====== Data extract
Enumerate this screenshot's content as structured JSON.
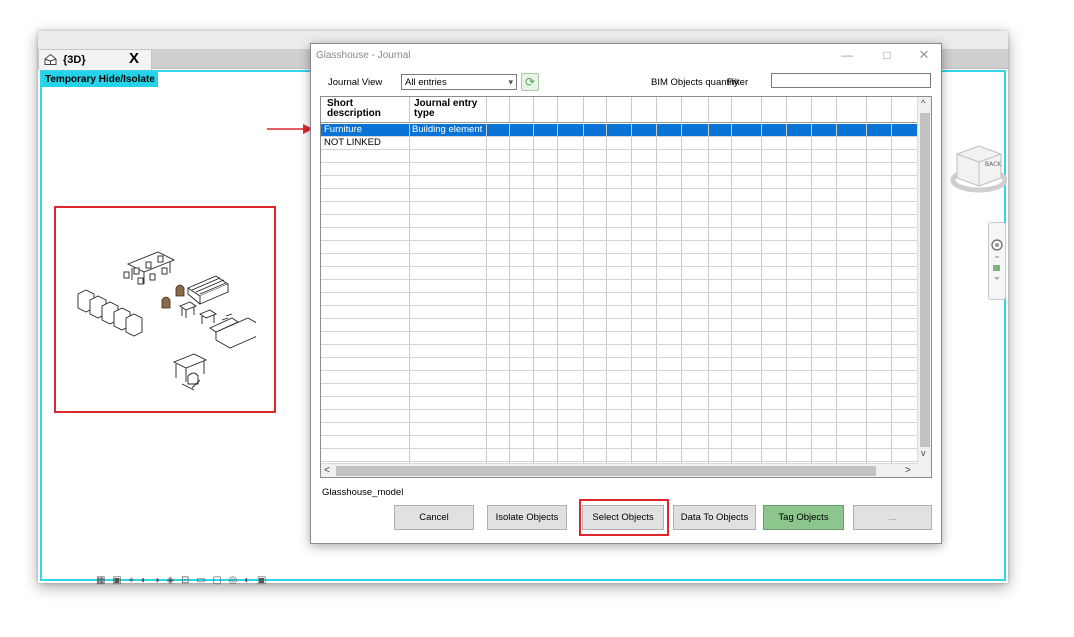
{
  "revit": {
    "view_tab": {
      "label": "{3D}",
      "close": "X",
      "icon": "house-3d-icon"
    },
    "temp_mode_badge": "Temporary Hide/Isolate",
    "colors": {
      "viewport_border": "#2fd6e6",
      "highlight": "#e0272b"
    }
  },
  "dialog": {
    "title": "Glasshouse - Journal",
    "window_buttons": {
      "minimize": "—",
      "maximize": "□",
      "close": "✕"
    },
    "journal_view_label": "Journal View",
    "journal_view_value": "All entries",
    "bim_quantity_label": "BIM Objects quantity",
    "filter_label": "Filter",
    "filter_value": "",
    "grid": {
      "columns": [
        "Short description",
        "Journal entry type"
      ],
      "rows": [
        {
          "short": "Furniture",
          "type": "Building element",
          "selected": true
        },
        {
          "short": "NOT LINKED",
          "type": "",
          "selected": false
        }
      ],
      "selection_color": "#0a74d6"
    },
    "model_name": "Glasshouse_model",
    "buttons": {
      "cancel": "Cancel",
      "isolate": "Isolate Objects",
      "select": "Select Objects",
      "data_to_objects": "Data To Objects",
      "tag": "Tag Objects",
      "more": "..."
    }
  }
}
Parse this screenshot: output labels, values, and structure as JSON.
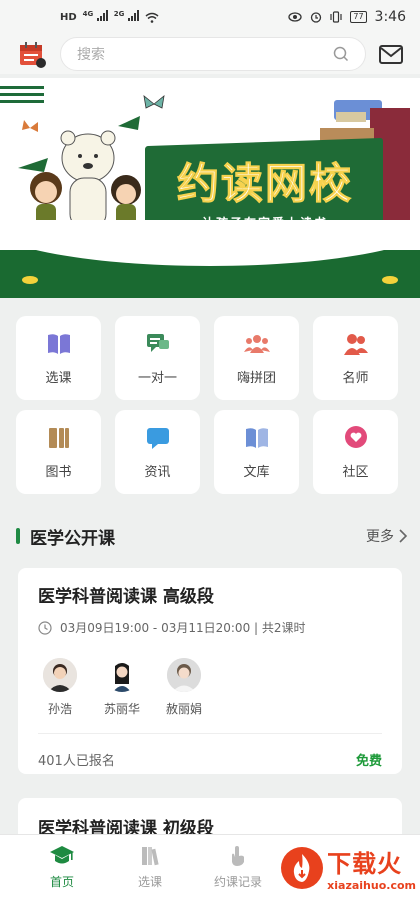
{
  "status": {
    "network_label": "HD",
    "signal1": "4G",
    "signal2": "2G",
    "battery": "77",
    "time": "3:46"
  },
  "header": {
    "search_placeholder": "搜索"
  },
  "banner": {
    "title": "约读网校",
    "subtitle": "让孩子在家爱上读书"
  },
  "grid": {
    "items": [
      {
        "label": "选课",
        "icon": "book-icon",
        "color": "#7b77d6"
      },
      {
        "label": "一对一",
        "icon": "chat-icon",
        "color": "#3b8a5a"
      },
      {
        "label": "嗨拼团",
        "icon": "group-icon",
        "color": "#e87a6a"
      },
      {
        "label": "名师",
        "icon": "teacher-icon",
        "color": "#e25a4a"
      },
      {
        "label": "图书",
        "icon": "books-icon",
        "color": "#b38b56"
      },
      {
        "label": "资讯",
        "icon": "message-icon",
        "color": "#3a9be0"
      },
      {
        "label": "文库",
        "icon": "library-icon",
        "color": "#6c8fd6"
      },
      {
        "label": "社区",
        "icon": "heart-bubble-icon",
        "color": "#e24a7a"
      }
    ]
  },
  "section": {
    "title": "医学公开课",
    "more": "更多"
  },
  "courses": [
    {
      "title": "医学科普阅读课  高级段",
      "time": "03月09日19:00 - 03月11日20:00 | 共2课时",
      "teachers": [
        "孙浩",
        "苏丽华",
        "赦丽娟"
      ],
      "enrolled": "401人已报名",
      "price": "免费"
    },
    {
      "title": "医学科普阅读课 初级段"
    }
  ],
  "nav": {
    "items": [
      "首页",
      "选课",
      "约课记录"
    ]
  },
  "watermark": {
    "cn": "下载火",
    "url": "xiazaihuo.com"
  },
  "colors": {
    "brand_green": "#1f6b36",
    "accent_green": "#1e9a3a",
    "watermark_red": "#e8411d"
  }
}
============
● Problem statement: Copy out the entries verbatim and leave the images out.

● Task result:
Enumerate this screenshot's content as structured JSON.
{
  "revit": {
    "view_tab": {
      "label": "{3D}",
      "close": "X",
      "icon": "house-3d-icon"
    },
    "temp_mode_badge": "Temporary Hide/Isolate",
    "colors": {
      "viewport_border": "#2fd6e6",
      "highlight": "#e0272b"
    }
  },
  "dialog": {
    "title": "Glasshouse - Journal",
    "window_buttons": {
      "minimize": "—",
      "maximize": "□",
      "close": "✕"
    },
    "journal_view_label": "Journal View",
    "journal_view_value": "All entries",
    "bim_quantity_label": "BIM Objects quantity",
    "filter_label": "Filter",
    "filter_value": "",
    "grid": {
      "columns": [
        "Short description",
        "Journal entry type"
      ],
      "rows": [
        {
          "short": "Furniture",
          "type": "Building element",
          "selected": true
        },
        {
          "short": "NOT LINKED",
          "type": "",
          "selected": false
        }
      ],
      "selection_color": "#0a74d6"
    },
    "model_name": "Glasshouse_model",
    "buttons": {
      "cancel": "Cancel",
      "isolate": "Isolate Objects",
      "select": "Select Objects",
      "data_to_objects": "Data To Objects",
      "tag": "Tag Objects",
      "more": "..."
    }
  }
}
Parse this screenshot: output labels, values, and structure as JSON.
{
  "status": {
    "network_label": "HD",
    "signal1": "4G",
    "signal2": "2G",
    "battery": "77",
    "time": "3:46"
  },
  "header": {
    "search_placeholder": "搜索"
  },
  "banner": {
    "title": "约读网校",
    "subtitle": "让孩子在家爱上读书"
  },
  "grid": {
    "items": [
      {
        "label": "选课",
        "icon": "book-icon",
        "color": "#7b77d6"
      },
      {
        "label": "一对一",
        "icon": "chat-icon",
        "color": "#3b8a5a"
      },
      {
        "label": "嗨拼团",
        "icon": "group-icon",
        "color": "#e87a6a"
      },
      {
        "label": "名师",
        "icon": "teacher-icon",
        "color": "#e25a4a"
      },
      {
        "label": "图书",
        "icon": "books-icon",
        "color": "#b38b56"
      },
      {
        "label": "资讯",
        "icon": "message-icon",
        "color": "#3a9be0"
      },
      {
        "label": "文库",
        "icon": "library-icon",
        "color": "#6c8fd6"
      },
      {
        "label": "社区",
        "icon": "heart-bubble-icon",
        "color": "#e24a7a"
      }
    ]
  },
  "section": {
    "title": "医学公开课",
    "more": "更多"
  },
  "courses": [
    {
      "title": "医学科普阅读课  高级段",
      "time": "03月09日19:00 - 03月11日20:00 | 共2课时",
      "teachers": [
        "孙浩",
        "苏丽华",
        "赦丽娟"
      ],
      "enrolled": "401人已报名",
      "price": "免费"
    },
    {
      "title": "医学科普阅读课 初级段"
    }
  ],
  "nav": {
    "items": [
      "首页",
      "选课",
      "约课记录"
    ]
  },
  "watermark": {
    "cn": "下载火",
    "url": "xiazaihuo.com"
  },
  "colors": {
    "brand_green": "#1f6b36",
    "accent_green": "#1e9a3a",
    "watermark_red": "#e8411d"
  }
}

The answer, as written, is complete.